▶ **WHAT YOU ARE ASKED TO DO**:
Can you reproduce each of the following lines character for character?
• • • • •
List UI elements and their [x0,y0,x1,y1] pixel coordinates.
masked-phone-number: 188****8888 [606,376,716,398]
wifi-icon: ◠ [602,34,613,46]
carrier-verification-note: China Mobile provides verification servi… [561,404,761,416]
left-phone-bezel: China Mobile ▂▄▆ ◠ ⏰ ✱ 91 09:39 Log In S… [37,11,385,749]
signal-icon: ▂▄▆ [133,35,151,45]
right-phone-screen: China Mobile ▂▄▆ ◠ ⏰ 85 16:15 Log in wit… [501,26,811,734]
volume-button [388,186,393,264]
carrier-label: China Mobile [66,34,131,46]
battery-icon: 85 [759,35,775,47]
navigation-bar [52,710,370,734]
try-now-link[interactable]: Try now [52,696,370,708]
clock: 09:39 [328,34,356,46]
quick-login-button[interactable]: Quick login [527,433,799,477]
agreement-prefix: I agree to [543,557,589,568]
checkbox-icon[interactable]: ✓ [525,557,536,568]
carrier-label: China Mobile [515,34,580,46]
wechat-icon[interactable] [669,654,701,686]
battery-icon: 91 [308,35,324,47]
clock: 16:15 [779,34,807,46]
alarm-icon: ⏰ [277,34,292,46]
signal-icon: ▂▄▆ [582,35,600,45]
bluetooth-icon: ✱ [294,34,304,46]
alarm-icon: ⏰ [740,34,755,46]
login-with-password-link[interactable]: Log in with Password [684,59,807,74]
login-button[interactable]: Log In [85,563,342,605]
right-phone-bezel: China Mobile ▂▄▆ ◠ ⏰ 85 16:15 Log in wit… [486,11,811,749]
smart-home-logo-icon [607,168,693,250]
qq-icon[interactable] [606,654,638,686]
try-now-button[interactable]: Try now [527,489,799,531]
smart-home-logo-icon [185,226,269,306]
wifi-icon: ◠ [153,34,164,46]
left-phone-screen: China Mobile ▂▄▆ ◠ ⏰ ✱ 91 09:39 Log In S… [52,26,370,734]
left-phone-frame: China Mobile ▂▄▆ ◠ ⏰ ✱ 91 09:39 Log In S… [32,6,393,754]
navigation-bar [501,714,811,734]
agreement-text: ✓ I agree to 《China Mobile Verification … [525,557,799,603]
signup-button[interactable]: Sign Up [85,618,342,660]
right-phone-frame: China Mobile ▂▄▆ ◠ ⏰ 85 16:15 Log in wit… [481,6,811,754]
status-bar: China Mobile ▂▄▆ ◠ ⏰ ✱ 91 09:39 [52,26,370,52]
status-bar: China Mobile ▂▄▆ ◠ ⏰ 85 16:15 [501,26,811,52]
• • • • •
▶ **ANSWER TO THIS PROBLEM**:
List UI elements and their [x0,y0,x1,y1] pixel coordinates.
masked-phone-number: 188****8888 [606,376,716,398]
wifi-icon: ◠ [602,34,613,46]
carrier-verification-note: China Mobile provides verification servi… [561,404,761,416]
left-phone-bezel: China Mobile ▂▄▆ ◠ ⏰ ✱ 91 09:39 Log In S… [37,11,385,749]
signal-icon: ▂▄▆ [133,35,151,45]
right-phone-screen: China Mobile ▂▄▆ ◠ ⏰ 85 16:15 Log in wit… [501,26,811,734]
volume-button [388,186,393,264]
carrier-label: China Mobile [66,34,131,46]
battery-icon: 85 [759,35,775,47]
navigation-bar [52,710,370,734]
try-now-link[interactable]: Try now [52,696,370,708]
clock: 09:39 [328,34,356,46]
quick-login-button[interactable]: Quick login [527,433,799,477]
agreement-prefix: I agree to [543,557,589,568]
checkbox-icon[interactable]: ✓ [525,557,536,568]
carrier-label: China Mobile [515,34,580,46]
wechat-icon[interactable] [669,654,701,686]
battery-icon: 91 [308,35,324,47]
clock: 16:15 [779,34,807,46]
alarm-icon: ⏰ [277,34,292,46]
signal-icon: ▂▄▆ [582,35,600,45]
bluetooth-icon: ✱ [294,34,304,46]
alarm-icon: ⏰ [740,34,755,46]
login-with-password-link[interactable]: Log in with Password [684,59,807,74]
login-button[interactable]: Log In [85,563,342,605]
right-phone-bezel: China Mobile ▂▄▆ ◠ ⏰ 85 16:15 Log in wit… [486,11,811,749]
smart-home-logo-icon [607,168,693,250]
qq-icon[interactable] [606,654,638,686]
try-now-button[interactable]: Try now [527,489,799,531]
smart-home-logo-icon [185,226,269,306]
wifi-icon: ◠ [153,34,164,46]
left-phone-screen: China Mobile ▂▄▆ ◠ ⏰ ✱ 91 09:39 Log In S… [52,26,370,734]
left-phone-frame: China Mobile ▂▄▆ ◠ ⏰ ✱ 91 09:39 Log In S… [32,6,393,754]
navigation-bar [501,714,811,734]
agreement-text: ✓ I agree to 《China Mobile Verification … [525,557,799,603]
signup-button[interactable]: Sign Up [85,618,342,660]
right-phone-frame: China Mobile ▂▄▆ ◠ ⏰ 85 16:15 Log in wit… [481,6,811,754]
status-bar: China Mobile ▂▄▆ ◠ ⏰ ✱ 91 09:39 [52,26,370,52]
status-bar: China Mobile ▂▄▆ ◠ ⏰ 85 16:15 [501,26,811,52]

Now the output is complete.